- [TASK DETAILS]: Output every entry exactly as written.

- [DATA IN THIS EXERCISE]:
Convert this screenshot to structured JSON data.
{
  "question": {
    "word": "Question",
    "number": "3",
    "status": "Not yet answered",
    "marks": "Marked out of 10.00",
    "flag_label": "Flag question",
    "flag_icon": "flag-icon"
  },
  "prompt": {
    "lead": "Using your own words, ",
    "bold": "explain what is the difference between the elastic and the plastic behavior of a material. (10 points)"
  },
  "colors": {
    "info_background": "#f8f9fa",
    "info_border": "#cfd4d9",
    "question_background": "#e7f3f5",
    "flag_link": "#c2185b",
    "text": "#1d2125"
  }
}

- [ANSWER TO THE TASK]:
Convert this screenshot to structured JSON data.
{
  "question": {
    "word": "Question",
    "number": "3",
    "status": "Not yet answered",
    "marks": "Marked out of 10.00",
    "flag_label": "Flag question",
    "flag_icon": "flag-icon"
  },
  "prompt": {
    "lead": "Using your own words, ",
    "bold": "explain what is the difference between the elastic and the plastic behavior of a material. (10 points)"
  },
  "colors": {
    "info_background": "#f8f9fa",
    "info_border": "#cfd4d9",
    "question_background": "#e7f3f5",
    "flag_link": "#c2185b",
    "text": "#1d2125"
  }
}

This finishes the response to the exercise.